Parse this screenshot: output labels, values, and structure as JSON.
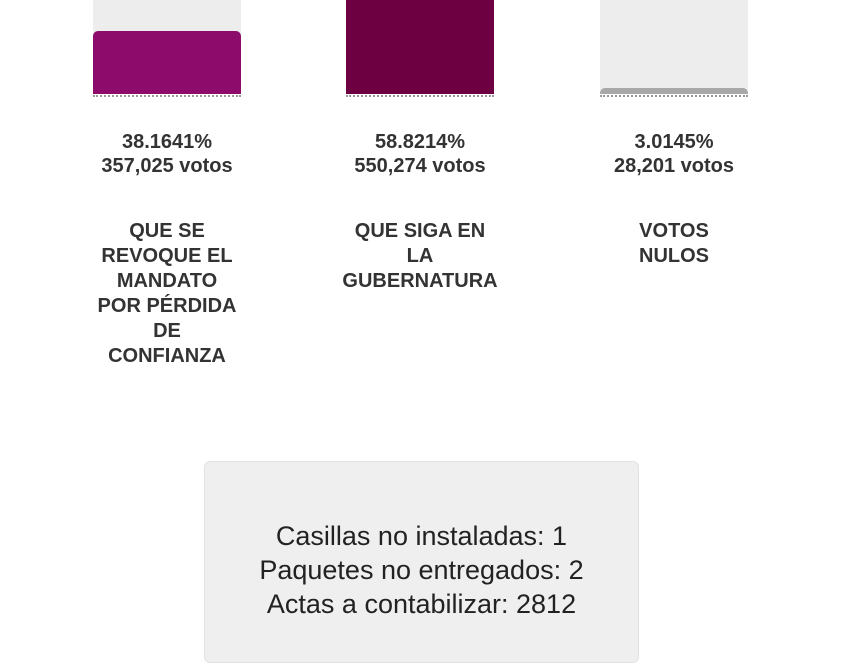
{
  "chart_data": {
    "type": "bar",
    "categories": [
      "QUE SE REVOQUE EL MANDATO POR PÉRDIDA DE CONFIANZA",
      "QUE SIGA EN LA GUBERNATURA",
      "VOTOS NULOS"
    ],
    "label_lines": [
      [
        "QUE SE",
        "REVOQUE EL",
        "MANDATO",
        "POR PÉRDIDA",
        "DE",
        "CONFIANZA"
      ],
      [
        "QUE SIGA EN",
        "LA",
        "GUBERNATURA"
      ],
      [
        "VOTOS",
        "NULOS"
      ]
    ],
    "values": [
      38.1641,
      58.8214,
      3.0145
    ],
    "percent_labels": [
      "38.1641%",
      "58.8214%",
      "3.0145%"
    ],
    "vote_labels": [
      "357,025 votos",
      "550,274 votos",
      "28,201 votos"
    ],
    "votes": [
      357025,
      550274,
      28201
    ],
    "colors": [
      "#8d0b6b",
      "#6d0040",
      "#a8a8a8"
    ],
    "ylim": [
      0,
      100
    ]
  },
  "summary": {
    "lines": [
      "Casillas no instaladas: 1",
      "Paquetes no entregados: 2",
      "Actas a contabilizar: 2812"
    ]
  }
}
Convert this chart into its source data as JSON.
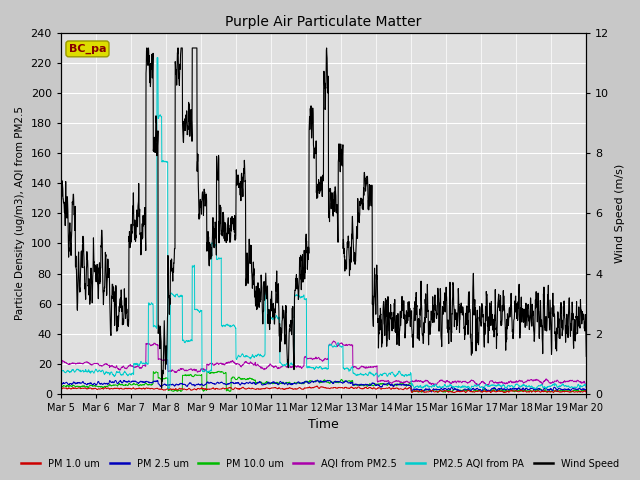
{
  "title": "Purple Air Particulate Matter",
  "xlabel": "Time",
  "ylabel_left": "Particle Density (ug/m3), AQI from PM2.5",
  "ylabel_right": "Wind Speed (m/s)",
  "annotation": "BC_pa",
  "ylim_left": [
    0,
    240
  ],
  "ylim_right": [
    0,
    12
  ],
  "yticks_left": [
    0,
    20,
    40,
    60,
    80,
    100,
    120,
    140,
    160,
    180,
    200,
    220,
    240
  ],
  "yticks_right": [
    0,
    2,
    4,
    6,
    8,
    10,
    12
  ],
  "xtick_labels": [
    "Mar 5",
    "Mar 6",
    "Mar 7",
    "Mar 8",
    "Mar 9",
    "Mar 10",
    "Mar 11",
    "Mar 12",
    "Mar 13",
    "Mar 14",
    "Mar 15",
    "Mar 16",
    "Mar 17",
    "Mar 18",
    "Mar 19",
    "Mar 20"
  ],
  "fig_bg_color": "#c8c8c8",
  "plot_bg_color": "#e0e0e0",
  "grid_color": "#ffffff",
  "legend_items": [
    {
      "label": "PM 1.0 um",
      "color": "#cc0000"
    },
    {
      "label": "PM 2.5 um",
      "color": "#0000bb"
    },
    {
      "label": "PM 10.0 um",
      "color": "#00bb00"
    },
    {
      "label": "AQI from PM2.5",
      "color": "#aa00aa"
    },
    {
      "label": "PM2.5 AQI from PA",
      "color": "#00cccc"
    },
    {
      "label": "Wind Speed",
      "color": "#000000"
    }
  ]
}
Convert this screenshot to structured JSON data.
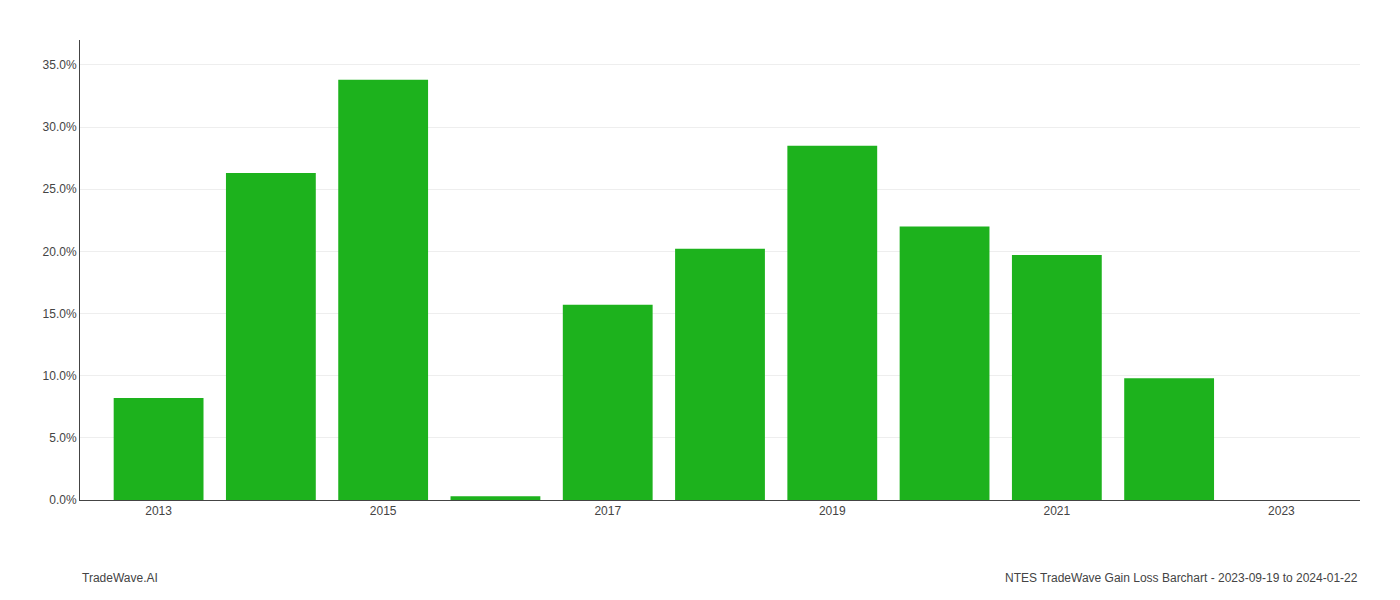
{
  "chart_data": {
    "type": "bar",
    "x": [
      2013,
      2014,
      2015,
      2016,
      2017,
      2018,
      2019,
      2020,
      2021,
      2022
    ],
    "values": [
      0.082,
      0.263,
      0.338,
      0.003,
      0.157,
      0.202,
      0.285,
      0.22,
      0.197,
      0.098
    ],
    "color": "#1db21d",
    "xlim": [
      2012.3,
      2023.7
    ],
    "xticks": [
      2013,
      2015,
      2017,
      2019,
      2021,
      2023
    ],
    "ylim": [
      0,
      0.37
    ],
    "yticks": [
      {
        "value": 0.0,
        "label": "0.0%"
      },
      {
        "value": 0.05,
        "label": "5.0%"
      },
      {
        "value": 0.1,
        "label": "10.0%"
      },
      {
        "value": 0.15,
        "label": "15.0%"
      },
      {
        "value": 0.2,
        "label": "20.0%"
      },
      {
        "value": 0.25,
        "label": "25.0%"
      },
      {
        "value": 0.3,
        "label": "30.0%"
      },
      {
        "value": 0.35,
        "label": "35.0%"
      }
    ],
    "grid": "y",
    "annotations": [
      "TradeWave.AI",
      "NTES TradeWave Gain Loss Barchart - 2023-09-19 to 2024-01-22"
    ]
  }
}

________________

• _AIM_
Each line from the one containing "Convert this screenshot" through the last line of the listing is to be given again exactly, with no pictures and no other lines.

• _EXPECTED OUTPUT_
Convert this screenshot to structured JSON data.
{
  "chart_data": {
    "type": "bar",
    "x": [
      2013,
      2014,
      2015,
      2016,
      2017,
      2018,
      2019,
      2020,
      2021,
      2022
    ],
    "values": [
      0.082,
      0.263,
      0.338,
      0.003,
      0.157,
      0.202,
      0.285,
      0.22,
      0.197,
      0.098
    ],
    "color": "#1db21d",
    "xlim": [
      2012.3,
      2023.7
    ],
    "xticks": [
      2013,
      2015,
      2017,
      2019,
      2021,
      2023
    ],
    "ylim": [
      0,
      0.37
    ],
    "yticks": [
      {
        "value": 0.0,
        "label": "0.0%"
      },
      {
        "value": 0.05,
        "label": "5.0%"
      },
      {
        "value": 0.1,
        "label": "10.0%"
      },
      {
        "value": 0.15,
        "label": "15.0%"
      },
      {
        "value": 0.2,
        "label": "20.0%"
      },
      {
        "value": 0.25,
        "label": "25.0%"
      },
      {
        "value": 0.3,
        "label": "30.0%"
      },
      {
        "value": 0.35,
        "label": "35.0%"
      }
    ],
    "grid": "y",
    "annotations": [
      "TradeWave.AI",
      "NTES TradeWave Gain Loss Barchart - 2023-09-19 to 2024-01-22"
    ]
  }
}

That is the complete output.